Print out each entry below exactly, please.
⟨
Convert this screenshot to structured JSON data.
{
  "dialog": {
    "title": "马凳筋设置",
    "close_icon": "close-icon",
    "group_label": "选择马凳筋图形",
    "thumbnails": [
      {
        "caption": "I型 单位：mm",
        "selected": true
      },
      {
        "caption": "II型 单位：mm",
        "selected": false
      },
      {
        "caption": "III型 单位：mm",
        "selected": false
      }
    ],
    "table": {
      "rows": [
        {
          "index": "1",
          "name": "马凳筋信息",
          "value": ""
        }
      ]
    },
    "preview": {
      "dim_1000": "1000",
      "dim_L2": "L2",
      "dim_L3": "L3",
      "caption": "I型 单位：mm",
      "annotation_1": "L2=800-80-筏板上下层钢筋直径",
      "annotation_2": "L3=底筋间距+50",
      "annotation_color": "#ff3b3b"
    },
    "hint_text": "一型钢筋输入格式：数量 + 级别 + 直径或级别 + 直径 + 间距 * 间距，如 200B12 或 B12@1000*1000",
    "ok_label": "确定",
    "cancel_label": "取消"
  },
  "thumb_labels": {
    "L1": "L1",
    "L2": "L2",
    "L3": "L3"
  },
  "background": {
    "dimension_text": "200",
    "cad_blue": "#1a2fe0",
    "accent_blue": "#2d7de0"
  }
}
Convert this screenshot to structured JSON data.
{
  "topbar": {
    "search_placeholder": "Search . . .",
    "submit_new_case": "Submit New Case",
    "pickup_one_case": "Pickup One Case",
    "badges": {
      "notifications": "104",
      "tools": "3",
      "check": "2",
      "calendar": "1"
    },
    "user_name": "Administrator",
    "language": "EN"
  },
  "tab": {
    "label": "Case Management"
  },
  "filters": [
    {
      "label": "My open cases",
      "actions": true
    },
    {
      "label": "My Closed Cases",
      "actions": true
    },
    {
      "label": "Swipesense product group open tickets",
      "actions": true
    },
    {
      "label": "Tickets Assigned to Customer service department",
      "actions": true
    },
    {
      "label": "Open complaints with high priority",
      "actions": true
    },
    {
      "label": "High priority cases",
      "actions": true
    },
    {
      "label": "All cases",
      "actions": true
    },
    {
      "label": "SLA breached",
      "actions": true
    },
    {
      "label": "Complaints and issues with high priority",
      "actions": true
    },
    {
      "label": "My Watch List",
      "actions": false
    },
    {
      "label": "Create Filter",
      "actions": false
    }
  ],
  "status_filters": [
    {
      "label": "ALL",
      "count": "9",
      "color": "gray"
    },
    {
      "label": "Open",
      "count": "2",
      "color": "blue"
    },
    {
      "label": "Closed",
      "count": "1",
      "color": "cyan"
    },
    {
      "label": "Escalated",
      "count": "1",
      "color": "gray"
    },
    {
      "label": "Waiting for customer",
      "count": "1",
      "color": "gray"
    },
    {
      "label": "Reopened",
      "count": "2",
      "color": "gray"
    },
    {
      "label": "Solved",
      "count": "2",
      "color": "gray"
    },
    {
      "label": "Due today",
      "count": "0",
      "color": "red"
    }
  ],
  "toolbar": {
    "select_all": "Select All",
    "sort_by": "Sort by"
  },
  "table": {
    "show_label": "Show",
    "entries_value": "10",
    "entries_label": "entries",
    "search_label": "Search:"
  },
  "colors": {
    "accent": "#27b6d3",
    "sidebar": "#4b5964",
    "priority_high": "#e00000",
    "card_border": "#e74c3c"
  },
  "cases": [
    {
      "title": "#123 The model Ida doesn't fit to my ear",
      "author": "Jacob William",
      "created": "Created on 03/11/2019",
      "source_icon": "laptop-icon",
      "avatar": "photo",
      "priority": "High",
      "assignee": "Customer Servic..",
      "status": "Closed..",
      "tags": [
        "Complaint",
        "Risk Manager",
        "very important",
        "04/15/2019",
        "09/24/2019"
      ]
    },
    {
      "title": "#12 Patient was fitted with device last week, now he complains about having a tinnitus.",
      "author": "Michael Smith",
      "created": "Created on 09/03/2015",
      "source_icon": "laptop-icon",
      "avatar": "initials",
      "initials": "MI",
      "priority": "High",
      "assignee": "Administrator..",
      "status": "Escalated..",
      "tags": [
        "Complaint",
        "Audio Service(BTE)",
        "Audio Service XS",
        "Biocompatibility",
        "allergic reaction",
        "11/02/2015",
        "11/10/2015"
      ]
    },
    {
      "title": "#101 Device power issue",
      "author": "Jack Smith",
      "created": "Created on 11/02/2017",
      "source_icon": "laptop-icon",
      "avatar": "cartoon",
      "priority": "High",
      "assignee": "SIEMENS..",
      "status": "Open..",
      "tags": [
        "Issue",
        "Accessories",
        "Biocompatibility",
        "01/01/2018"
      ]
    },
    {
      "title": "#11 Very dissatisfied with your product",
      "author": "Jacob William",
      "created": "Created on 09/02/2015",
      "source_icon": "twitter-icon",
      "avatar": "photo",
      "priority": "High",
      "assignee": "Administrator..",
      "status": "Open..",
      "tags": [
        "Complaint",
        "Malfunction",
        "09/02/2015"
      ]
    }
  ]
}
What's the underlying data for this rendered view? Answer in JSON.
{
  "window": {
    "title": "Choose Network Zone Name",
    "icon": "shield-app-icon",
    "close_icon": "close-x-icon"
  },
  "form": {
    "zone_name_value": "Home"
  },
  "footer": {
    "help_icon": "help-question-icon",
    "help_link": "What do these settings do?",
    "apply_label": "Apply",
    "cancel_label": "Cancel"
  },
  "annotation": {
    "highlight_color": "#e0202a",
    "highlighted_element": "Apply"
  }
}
⟩
**Final result:**
Convert this screenshot to structured JSON data.
{
  "dialog": {
    "title": "马凳筋设置",
    "close_icon": "close-icon",
    "group_label": "选择马凳筋图形",
    "thumbnails": [
      {
        "caption": "I型 单位：mm",
        "selected": true
      },
      {
        "caption": "II型 单位：mm",
        "selected": false
      },
      {
        "caption": "III型 单位：mm",
        "selected": false
      }
    ],
    "table": {
      "rows": [
        {
          "index": "1",
          "name": "马凳筋信息",
          "value": ""
        }
      ]
    },
    "preview": {
      "dim_1000": "1000",
      "dim_L2": "L2",
      "dim_L3": "L3",
      "caption": "I型 单位：mm",
      "annotation_1": "L2=800-80-筏板上下层钢筋直径",
      "annotation_2": "L3=底筋间距+50",
      "annotation_color": "#ff3b3b"
    },
    "hint_text": "一型钢筋输入格式：数量 + 级别 + 直径或级别 + 直径 + 间距 * 间距，如 200B12 或 B12@1000*1000",
    "ok_label": "确定",
    "cancel_label": "取消"
  },
  "thumb_labels": {
    "L1": "L1",
    "L2": "L2",
    "L3": "L3"
  },
  "background": {
    "dimension_text": "200",
    "cad_blue": "#1a2fe0",
    "accent_blue": "#2d7de0"
  }
}
Convert this screenshot to structured JSON data.
{
  "topbar": {
    "search_placeholder": "Search . . .",
    "submit_new_case": "Submit New Case",
    "pickup_one_case": "Pickup One Case",
    "badges": {
      "notifications": "104",
      "tools": "3",
      "check": "2",
      "calendar": "1"
    },
    "user_name": "Administrator",
    "language": "EN"
  },
  "tab": {
    "label": "Case Management"
  },
  "filters": [
    {
      "label": "My open cases",
      "actions": true
    },
    {
      "label": "My Closed Cases",
      "actions": true
    },
    {
      "label": "Swipesense product group open tickets",
      "actions": true
    },
    {
      "label": "Tickets Assigned to Customer service department",
      "actions": true
    },
    {
      "label": "Open complaints with high priority",
      "actions": true
    },
    {
      "label": "High priority cases",
      "actions": true
    },
    {
      "label": "All cases",
      "actions": true
    },
    {
      "label": "SLA breached",
      "actions": true
    },
    {
      "label": "Complaints and issues with high priority",
      "actions": true
    },
    {
      "label": "My Watch List",
      "actions": false
    },
    {
      "label": "Create Filter",
      "actions": false
    }
  ],
  "status_filters": [
    {
      "label": "ALL",
      "count": "9",
      "color": "gray"
    },
    {
      "label": "Open",
      "count": "2",
      "color": "blue"
    },
    {
      "label": "Closed",
      "count": "1",
      "color": "cyan"
    },
    {
      "label": "Escalated",
      "count": "1",
      "color": "gray"
    },
    {
      "label": "Waiting for customer",
      "count": "1",
      "color": "gray"
    },
    {
      "label": "Reopened",
      "count": "2",
      "color": "gray"
    },
    {
      "label": "Solved",
      "count": "2",
      "color": "gray"
    },
    {
      "label": "Due today",
      "count": "0",
      "color": "red"
    }
  ],
  "toolbar": {
    "select_all": "Select All",
    "sort_by": "Sort by"
  },
  "table": {
    "show_label": "Show",
    "entries_value": "10",
    "entries_label": "entries",
    "search_label": "Search:"
  },
  "colors": {
    "accent": "#27b6d3",
    "sidebar": "#4b5964",
    "priority_high": "#e00000",
    "card_border": "#e74c3c"
  },
  "cases": [
    {
      "title": "#123 The model Ida doesn't fit to my ear",
      "author": "Jacob William",
      "created": "Created on 03/11/2019",
      "source_icon": "laptop-icon",
      "avatar": "photo",
      "priority": "High",
      "assignee": "Customer Servic..",
      "status": "Closed..",
      "tags": [
        "Complaint",
        "Risk Manager",
        "very important",
        "04/15/2019",
        "09/24/2019"
      ]
    },
    {
      "title": "#12 Patient was fitted with device last week, now he complains about having a tinnitus.",
      "author": "Michael Smith",
      "created": "Created on 09/03/2015",
      "source_icon": "laptop-icon",
      "avatar": "initials",
      "initials": "MI",
      "priority": "High",
      "assignee": "Administrator..",
      "status": "Escalated..",
      "tags": [
        "Complaint",
        "Audio Service(BTE)",
        "Audio Service XS",
        "Biocompatibility",
        "allergic reaction",
        "11/02/2015",
        "11/10/2015"
      ]
    },
    {
      "title": "#101 Device power issue",
      "author": "Jack Smith",
      "created": "Created on 11/02/2017",
      "source_icon": "laptop-icon",
      "avatar": "cartoon",
      "priority": "High",
      "assignee": "SIEMENS..",
      "status": "Open..",
      "tags": [
        "Issue",
        "Accessories",
        "Biocompatibility",
        "01/01/2018"
      ]
    },
    {
      "title": "#11 Very dissatisfied with your product",
      "author": "Jacob William",
      "created": "Created on 09/02/2015",
      "source_icon": "twitter-icon",
      "avatar": "photo",
      "priority": "High",
      "assignee": "Administrator..",
      "status": "Open..",
      "tags": [
        "Complaint",
        "Malfunction",
        "09/02/2015"
      ]
    }
  ]
}
What's the underlying data for this rendered view? Answer in JSON.
{
  "window": {
    "title": "Choose Network Zone Name",
    "icon": "shield-app-icon",
    "close_icon": "close-x-icon"
  },
  "form": {
    "zone_name_value": "Home"
  },
  "footer": {
    "help_icon": "help-question-icon",
    "help_link": "What do these settings do?",
    "apply_label": "Apply",
    "cancel_label": "Cancel"
  },
  "annotation": {
    "highlight_color": "#e0202a",
    "highlighted_element": "Apply"
  }
}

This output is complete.